## INFORMATION PROVIDED
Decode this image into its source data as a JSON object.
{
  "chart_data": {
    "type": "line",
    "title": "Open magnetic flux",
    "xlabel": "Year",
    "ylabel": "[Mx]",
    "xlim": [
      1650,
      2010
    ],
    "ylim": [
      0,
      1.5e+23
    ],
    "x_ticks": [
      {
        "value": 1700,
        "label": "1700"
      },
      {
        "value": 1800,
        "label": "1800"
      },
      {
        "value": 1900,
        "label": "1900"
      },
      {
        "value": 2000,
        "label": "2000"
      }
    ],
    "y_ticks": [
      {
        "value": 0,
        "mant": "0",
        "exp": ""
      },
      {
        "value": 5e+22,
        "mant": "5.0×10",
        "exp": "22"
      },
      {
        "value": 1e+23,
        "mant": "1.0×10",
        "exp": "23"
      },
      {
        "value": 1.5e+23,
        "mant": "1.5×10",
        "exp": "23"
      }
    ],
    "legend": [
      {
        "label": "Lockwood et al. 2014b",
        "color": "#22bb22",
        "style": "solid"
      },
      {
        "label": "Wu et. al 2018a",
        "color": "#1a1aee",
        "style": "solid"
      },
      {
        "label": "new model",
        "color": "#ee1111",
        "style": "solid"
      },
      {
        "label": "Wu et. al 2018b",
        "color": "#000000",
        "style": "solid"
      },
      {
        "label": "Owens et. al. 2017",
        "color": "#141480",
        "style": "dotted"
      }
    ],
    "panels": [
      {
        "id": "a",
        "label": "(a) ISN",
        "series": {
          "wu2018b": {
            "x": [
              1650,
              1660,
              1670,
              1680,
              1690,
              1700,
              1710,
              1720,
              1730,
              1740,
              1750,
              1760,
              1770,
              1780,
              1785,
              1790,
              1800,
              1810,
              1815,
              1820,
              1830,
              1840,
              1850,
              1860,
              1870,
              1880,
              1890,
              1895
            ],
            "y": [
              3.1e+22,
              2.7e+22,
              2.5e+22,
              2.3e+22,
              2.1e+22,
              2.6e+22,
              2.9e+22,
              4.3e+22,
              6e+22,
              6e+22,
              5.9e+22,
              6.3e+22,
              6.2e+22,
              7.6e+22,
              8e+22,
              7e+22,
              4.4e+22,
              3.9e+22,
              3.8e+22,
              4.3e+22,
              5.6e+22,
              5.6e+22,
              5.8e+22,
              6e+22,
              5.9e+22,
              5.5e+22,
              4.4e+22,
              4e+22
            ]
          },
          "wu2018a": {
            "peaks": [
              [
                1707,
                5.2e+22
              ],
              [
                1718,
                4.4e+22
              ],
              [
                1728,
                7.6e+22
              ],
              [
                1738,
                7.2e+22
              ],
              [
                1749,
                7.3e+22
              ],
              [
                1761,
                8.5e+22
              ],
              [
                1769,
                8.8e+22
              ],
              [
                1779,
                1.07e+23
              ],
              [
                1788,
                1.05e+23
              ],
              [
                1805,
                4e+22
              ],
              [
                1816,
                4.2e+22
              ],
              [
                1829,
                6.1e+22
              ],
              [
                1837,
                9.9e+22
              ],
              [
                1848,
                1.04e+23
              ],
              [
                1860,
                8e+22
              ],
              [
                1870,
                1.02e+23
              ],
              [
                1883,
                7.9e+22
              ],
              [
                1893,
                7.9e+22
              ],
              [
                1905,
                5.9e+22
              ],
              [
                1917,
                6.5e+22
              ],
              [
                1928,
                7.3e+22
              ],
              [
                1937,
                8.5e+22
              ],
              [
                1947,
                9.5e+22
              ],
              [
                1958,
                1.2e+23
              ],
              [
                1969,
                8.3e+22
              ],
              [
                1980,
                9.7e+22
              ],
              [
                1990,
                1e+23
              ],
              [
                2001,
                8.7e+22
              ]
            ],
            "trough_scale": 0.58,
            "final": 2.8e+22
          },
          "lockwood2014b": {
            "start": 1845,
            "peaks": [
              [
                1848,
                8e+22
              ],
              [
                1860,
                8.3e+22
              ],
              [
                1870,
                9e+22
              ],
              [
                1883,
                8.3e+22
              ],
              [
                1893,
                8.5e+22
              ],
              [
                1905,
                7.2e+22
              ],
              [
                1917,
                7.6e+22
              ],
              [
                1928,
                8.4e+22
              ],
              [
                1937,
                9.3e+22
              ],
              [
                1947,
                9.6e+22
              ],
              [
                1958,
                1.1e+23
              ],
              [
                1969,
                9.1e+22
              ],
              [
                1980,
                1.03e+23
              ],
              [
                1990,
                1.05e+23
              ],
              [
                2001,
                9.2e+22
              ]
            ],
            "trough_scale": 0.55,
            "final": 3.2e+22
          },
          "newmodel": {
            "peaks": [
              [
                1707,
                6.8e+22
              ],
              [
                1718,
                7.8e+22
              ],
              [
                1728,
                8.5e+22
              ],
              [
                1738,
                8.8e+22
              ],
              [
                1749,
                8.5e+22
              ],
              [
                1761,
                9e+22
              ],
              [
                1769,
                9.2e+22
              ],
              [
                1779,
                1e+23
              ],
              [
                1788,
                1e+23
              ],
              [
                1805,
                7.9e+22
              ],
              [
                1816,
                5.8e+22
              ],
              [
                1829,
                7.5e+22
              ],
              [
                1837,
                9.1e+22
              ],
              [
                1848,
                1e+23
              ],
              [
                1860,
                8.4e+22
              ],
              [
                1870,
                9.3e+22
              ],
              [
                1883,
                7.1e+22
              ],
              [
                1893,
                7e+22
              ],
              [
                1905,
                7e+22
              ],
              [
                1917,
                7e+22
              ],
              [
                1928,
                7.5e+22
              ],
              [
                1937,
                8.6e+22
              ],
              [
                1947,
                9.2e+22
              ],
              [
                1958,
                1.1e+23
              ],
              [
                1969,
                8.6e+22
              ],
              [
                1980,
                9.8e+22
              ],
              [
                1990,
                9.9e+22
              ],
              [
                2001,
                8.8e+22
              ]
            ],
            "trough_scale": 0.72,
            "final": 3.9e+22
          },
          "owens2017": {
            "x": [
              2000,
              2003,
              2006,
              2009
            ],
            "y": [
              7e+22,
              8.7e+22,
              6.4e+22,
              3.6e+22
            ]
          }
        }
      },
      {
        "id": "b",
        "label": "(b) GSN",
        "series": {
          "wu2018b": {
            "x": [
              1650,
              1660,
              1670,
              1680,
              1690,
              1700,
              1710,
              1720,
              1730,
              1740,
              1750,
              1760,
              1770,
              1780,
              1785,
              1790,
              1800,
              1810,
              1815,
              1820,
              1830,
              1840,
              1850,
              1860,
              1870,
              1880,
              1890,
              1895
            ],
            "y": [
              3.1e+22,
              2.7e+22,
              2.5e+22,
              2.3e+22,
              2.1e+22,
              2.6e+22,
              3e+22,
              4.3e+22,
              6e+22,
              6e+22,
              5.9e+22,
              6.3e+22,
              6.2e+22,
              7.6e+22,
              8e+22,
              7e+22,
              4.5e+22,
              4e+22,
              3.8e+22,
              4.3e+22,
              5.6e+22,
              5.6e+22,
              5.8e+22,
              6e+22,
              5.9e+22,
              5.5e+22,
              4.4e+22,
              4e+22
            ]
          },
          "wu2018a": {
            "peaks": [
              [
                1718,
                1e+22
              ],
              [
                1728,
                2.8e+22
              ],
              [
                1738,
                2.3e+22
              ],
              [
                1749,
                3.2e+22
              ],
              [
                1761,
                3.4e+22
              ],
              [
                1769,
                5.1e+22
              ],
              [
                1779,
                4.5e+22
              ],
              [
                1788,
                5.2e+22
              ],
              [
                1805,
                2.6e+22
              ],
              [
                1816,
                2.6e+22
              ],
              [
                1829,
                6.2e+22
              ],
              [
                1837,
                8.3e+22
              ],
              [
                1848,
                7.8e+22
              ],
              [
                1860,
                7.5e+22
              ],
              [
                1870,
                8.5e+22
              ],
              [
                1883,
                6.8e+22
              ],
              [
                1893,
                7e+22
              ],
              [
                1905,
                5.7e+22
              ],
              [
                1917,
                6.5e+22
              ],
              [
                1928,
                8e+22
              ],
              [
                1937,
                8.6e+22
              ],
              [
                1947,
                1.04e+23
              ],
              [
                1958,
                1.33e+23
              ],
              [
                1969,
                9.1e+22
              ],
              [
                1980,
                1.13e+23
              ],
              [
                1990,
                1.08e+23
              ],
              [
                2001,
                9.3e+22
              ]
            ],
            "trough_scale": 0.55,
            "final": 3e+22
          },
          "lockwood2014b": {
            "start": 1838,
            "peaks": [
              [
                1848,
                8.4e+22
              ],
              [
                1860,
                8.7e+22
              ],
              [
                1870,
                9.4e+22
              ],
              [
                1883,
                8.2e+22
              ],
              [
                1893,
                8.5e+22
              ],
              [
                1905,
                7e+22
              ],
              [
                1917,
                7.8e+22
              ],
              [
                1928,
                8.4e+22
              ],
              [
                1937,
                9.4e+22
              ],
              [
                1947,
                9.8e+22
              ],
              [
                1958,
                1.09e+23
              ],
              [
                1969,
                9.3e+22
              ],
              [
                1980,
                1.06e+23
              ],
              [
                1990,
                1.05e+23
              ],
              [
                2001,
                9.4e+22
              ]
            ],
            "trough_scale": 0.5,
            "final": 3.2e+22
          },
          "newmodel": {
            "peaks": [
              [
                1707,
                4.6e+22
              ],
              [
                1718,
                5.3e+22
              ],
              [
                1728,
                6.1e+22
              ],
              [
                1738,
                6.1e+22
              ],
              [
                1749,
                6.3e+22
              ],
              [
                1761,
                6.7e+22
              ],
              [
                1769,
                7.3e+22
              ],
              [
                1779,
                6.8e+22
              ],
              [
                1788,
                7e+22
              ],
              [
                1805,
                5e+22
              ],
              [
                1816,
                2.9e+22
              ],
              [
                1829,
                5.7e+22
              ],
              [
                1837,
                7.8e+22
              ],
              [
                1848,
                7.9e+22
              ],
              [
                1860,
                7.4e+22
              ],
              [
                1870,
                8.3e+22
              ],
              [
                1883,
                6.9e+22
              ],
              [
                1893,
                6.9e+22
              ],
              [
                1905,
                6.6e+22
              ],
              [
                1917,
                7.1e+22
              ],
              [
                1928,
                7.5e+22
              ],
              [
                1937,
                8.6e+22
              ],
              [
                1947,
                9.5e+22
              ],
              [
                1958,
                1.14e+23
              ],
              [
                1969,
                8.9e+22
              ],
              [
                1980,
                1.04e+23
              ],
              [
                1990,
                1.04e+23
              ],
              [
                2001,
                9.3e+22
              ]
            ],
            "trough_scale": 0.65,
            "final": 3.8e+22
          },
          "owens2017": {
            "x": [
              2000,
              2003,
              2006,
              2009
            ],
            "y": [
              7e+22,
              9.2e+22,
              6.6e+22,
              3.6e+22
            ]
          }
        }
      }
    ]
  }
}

## PROBLEM
Work out how many lines of the data above contain the string "color" and give the number alone.

## CORRECT ANSWER
5